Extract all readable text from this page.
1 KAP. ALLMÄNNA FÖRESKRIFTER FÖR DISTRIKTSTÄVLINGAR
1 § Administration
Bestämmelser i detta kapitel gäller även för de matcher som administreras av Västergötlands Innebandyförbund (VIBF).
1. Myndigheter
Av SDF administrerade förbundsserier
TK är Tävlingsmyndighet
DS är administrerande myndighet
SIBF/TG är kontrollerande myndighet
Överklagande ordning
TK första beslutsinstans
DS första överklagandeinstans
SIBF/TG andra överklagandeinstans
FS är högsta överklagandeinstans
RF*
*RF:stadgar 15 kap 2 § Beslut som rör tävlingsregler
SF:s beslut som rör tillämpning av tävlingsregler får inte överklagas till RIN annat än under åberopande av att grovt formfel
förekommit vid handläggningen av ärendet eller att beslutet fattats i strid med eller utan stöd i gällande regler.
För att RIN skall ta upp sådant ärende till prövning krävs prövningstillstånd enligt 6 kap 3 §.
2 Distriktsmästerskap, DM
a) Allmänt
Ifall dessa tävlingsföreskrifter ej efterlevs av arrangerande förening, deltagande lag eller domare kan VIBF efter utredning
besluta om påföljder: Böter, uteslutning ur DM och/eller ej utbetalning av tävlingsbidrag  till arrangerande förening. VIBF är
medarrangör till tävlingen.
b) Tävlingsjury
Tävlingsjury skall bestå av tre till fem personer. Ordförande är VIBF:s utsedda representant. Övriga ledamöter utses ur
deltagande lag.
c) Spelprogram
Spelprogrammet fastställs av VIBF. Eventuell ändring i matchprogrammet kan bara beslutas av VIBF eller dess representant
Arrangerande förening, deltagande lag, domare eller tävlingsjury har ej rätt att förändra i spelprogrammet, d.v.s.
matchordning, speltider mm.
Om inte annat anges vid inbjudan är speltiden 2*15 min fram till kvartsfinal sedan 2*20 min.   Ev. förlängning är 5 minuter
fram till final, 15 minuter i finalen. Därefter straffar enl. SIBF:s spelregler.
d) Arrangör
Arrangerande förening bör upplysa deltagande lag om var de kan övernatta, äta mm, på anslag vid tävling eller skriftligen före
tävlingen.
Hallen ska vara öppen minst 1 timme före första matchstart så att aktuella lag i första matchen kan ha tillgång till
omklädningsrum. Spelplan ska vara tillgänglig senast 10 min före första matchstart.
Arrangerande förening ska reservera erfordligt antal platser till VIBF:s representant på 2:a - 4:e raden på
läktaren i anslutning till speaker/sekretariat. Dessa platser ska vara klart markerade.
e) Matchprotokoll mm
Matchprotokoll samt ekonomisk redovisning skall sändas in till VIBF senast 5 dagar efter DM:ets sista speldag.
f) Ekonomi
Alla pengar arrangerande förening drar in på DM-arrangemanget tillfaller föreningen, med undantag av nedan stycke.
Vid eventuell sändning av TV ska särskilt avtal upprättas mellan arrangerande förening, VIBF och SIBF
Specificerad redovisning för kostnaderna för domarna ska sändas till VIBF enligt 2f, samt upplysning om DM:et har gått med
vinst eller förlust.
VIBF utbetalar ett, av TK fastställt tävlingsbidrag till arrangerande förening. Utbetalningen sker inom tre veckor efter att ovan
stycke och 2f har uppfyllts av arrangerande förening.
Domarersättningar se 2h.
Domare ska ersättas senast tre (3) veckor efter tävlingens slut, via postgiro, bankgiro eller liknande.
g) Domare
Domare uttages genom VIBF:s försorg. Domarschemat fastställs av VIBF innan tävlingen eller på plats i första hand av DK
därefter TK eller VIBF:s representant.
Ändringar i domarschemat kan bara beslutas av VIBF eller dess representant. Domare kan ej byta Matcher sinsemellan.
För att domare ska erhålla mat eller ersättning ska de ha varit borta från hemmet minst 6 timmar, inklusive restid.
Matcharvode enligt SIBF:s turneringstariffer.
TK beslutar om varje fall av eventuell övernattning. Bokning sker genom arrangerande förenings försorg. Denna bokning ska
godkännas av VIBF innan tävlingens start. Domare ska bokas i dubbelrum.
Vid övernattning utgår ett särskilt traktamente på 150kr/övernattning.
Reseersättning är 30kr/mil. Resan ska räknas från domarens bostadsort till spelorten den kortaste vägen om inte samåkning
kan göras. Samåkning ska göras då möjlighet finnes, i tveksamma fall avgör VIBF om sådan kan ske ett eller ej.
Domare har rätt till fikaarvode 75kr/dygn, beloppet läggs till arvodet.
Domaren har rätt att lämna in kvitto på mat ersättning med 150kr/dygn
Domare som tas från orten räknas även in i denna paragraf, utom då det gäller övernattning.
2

▶ EXERCISE DESCRIPTION: Retype all of the entries shown above, exactly.

▶ WRITTEN ANSWER:
Extract all readable text from this page.
1 KAP. ALLMÄNNA FÖRESKRIFTER FÖR DISTRIKTSTÄVLINGAR
1 § Administration
Bestämmelser i detta kapitel gäller även för de matcher som administreras av Västergötlands Innebandyförbund (VIBF).
1. Myndigheter
Av SDF administrerade förbundsserier
TK är Tävlingsmyndighet
DS är administrerande myndighet
SIBF/TG är kontrollerande myndighet
Överklagande ordning
TK första beslutsinstans
DS första överklagandeinstans
SIBF/TG andra överklagandeinstans
FS är högsta överklagandeinstans
RF*
*RF:stadgar 15 kap 2 § Beslut som rör tävlingsregler
SF:s beslut som rör tillämpning av tävlingsregler får inte överklagas till RIN annat än under åberopande av att grovt formfel
förekommit vid handläggningen av ärendet eller att beslutet fattats i strid med eller utan stöd i gällande regler.
För att RIN skall ta upp sådant ärende till prövning krävs prövningstillstånd enligt 6 kap 3 §.
2 Distriktsmästerskap, DM
a) Allmänt
Ifall dessa tävlingsföreskrifter ej efterlevs av arrangerande förening, deltagande lag eller domare kan VIBF efter utredning
besluta om påföljder: Böter, uteslutning ur DM och/eller ej utbetalning av tävlingsbidrag  till arrangerande förening. VIBF är
medarrangör till tävlingen.
b) Tävlingsjury
Tävlingsjury skall bestå av tre till fem personer. Ordförande är VIBF:s utsedda representant. Övriga ledamöter utses ur
deltagande lag.
c) Spelprogram
Spelprogrammet fastställs av VIBF. Eventuell ändring i matchprogrammet kan bara beslutas av VIBF eller dess representant
Arrangerande förening, deltagande lag, domare eller tävlingsjury har ej rätt att förändra i spelprogrammet, d.v.s.
matchordning, speltider mm.
Om inte annat anges vid inbjudan är speltiden 2*15 min fram till kvartsfinal sedan 2*20 min.   Ev. förlängning är 5 minuter
fram till final, 15 minuter i finalen. Därefter straffar enl. SIBF:s spelregler.
d) Arrangör
Arrangerande förening bör upplysa deltagande lag om var de kan övernatta, äta mm, på anslag vid tävling eller skriftligen före
tävlingen.
Hallen ska vara öppen minst 1 timme före första matchstart så att aktuella lag i första matchen kan ha tillgång till
omklädningsrum. Spelplan ska vara tillgänglig senast 10 min före första matchstart.
Arrangerande förening ska reservera erfordligt antal platser till VIBF:s representant på 2:a - 4:e raden på
läktaren i anslutning till speaker/sekretariat. Dessa platser ska vara klart markerade.
e) Matchprotokoll mm
Matchprotokoll samt ekonomisk redovisning skall sändas in till VIBF senast 5 dagar efter DM:ets sista speldag.
f) Ekonomi
Alla pengar arrangerande förening drar in på DM-arrangemanget tillfaller föreningen, med undantag av nedan stycke.
Vid eventuell sändning av TV ska särskilt avtal upprättas mellan arrangerande förening, VIBF och SIBF
Specificerad redovisning för kostnaderna för domarna ska sändas till VIBF enligt 2f, samt upplysning om DM:et har gått med
vinst eller förlust.
VIBF utbetalar ett, av TK fastställt tävlingsbidrag till arrangerande förening. Utbetalningen sker inom tre veckor efter att ovan
stycke och 2f har uppfyllts av arrangerande förening.
Domarersättningar se 2h.
Domare ska ersättas senast tre (3) veckor efter tävlingens slut, via postgiro, bankgiro eller liknande.
g) Domare
Domare uttages genom VIBF:s försorg. Domarschemat fastställs av VIBF innan tävlingen eller på plats i första hand av DK
därefter TK eller VIBF:s representant.
Ändringar i domarschemat kan bara beslutas av VIBF eller dess representant. Domare kan ej byta Matcher sinsemellan.
För att domare ska erhålla mat eller ersättning ska de ha varit borta från hemmet minst 6 timmar, inklusive restid.
Matcharvode enligt SIBF:s turneringstariffer.
TK beslutar om varje fall av eventuell övernattning. Bokning sker genom arrangerande förenings försorg. Denna bokning ska
godkännas av VIBF innan tävlingens start. Domare ska bokas i dubbelrum.
Vid övernattning utgår ett särskilt traktamente på 150kr/övernattning.
Reseersättning är 30kr/mil. Resan ska räknas från domarens bostadsort till spelorten den kortaste vägen om inte samåkning
kan göras. Samåkning ska göras då möjlighet finnes, i tveksamma fall avgör VIBF om sådan kan ske ett eller ej.
Domare har rätt till fikaarvode 75kr/dygn, beloppet läggs till arvodet.
Domaren har rätt att lämna in kvitto på mat ersättning med 150kr/dygn
Domare som tas från orten räknas även in i denna paragraf, utom då det gäller övernattning.
2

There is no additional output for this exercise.